THE INPUT
# # # # # # #
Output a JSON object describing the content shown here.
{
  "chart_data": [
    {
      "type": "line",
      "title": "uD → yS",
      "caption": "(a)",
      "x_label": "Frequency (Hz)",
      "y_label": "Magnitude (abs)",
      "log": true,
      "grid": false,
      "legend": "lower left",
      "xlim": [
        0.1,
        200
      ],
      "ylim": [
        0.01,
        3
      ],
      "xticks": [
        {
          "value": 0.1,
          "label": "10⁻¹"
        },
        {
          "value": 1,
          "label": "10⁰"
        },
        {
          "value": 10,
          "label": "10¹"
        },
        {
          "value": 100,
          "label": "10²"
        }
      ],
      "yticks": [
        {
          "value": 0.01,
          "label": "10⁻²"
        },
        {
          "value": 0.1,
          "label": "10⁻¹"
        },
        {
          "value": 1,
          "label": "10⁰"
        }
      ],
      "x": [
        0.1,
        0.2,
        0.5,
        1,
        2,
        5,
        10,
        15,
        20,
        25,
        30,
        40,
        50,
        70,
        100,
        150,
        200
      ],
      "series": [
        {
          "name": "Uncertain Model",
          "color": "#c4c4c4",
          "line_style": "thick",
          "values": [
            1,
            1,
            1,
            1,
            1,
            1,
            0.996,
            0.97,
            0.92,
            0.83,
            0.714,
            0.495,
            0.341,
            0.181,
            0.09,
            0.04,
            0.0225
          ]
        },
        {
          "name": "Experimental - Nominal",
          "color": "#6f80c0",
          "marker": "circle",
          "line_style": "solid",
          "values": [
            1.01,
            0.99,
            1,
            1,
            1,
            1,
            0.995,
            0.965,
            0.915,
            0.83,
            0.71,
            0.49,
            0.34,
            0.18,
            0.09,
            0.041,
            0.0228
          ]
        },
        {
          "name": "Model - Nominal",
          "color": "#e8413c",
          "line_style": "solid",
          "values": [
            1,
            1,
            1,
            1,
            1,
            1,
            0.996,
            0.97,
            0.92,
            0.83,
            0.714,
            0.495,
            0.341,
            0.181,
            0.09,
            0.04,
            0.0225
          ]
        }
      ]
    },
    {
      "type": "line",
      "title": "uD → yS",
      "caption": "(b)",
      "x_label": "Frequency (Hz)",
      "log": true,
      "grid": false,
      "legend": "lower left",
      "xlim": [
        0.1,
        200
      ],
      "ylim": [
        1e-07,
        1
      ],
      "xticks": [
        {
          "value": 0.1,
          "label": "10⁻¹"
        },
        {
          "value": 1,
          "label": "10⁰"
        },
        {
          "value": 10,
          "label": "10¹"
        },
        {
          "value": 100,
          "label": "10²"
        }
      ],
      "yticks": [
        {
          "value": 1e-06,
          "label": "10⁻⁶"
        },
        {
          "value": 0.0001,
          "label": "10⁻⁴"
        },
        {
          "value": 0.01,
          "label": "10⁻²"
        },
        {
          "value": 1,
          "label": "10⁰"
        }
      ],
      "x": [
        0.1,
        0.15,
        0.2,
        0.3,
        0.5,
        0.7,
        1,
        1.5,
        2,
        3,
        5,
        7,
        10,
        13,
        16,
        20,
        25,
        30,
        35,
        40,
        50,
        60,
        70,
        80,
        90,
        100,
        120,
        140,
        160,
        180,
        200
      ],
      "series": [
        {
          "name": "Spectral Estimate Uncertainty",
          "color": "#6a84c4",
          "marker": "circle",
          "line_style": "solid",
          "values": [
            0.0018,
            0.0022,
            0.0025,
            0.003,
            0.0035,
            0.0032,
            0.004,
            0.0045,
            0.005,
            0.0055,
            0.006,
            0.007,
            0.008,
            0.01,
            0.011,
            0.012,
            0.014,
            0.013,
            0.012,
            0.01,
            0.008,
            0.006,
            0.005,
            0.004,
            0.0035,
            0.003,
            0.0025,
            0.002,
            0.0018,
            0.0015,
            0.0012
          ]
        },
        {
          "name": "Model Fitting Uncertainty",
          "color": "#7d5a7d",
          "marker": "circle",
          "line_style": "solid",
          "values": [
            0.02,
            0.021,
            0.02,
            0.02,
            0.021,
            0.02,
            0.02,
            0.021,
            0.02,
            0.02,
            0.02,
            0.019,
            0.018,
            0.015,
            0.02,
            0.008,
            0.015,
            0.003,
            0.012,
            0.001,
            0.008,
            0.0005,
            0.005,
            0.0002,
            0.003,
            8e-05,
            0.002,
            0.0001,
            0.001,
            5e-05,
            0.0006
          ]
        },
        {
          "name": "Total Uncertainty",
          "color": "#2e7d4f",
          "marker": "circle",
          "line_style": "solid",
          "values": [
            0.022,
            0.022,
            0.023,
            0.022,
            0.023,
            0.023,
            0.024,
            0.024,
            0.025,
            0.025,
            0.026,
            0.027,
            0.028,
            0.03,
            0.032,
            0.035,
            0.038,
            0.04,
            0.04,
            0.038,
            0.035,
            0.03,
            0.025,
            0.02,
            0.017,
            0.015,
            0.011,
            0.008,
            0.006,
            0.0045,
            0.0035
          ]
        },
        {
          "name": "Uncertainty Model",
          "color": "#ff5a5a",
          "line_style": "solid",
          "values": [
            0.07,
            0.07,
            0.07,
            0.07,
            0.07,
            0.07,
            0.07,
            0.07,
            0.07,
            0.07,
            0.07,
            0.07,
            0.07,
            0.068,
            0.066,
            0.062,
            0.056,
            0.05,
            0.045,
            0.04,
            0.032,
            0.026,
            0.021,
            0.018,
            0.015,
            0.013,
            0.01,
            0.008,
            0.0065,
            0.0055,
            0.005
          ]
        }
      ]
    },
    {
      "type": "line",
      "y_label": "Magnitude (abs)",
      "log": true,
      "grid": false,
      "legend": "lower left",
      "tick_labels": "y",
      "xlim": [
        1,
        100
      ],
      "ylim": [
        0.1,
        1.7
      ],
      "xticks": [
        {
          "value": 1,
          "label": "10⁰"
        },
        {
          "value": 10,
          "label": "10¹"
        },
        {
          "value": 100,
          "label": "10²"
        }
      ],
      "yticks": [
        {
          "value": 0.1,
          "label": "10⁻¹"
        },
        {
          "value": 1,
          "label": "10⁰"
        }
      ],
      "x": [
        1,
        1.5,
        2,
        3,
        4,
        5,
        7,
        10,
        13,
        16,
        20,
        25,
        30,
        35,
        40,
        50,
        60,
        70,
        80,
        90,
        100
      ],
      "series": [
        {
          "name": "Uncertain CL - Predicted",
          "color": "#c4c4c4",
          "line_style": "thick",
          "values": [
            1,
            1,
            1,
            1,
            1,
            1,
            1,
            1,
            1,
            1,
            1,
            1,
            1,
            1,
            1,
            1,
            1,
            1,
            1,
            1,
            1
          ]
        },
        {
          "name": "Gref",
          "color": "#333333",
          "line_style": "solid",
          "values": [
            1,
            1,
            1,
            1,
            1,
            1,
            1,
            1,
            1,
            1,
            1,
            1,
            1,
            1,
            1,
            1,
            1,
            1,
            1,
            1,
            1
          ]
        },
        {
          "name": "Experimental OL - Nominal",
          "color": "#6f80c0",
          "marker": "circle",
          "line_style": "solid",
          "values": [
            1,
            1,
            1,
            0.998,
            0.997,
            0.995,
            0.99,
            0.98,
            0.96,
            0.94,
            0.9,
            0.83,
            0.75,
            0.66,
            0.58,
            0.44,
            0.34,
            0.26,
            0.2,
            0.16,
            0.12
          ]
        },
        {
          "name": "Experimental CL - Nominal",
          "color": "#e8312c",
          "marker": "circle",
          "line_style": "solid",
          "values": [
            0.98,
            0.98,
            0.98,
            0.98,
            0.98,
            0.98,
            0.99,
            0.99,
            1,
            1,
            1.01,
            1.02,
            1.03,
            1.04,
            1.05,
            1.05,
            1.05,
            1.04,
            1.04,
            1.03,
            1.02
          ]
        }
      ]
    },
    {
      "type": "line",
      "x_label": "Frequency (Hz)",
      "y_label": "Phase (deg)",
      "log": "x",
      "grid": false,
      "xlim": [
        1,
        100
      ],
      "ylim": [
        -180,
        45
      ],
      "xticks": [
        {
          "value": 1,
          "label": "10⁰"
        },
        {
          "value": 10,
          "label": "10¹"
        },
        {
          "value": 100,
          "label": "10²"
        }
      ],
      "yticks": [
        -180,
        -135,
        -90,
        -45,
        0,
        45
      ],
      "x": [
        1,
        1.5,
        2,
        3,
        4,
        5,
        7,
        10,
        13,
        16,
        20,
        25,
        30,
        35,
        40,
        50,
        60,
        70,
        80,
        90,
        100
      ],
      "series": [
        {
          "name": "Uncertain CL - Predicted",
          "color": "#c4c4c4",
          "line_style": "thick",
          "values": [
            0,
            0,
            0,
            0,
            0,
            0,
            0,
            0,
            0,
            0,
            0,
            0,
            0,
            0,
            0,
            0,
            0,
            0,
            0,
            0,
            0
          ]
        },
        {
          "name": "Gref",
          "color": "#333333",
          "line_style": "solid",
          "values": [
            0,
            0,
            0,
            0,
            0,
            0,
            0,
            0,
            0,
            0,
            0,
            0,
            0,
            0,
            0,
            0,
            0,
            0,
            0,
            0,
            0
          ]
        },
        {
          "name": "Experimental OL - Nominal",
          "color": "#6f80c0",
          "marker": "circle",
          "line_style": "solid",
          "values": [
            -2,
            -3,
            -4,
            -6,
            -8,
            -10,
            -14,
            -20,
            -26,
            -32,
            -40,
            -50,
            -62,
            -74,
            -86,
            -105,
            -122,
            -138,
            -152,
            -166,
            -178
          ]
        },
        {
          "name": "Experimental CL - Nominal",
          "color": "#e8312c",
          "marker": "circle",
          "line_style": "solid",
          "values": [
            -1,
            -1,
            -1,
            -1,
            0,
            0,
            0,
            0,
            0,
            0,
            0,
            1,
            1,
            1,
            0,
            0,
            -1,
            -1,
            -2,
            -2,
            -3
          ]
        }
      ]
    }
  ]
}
# # # # # # #
EXERCISE
Pull every line containing the word "Model" out of the material.

THE RESPONSE
          "name": "Uncertain Model",
          "name": "Model - Nominal",
          "name": "Model Fitting Uncertainty",
          "name": "Uncertainty Model",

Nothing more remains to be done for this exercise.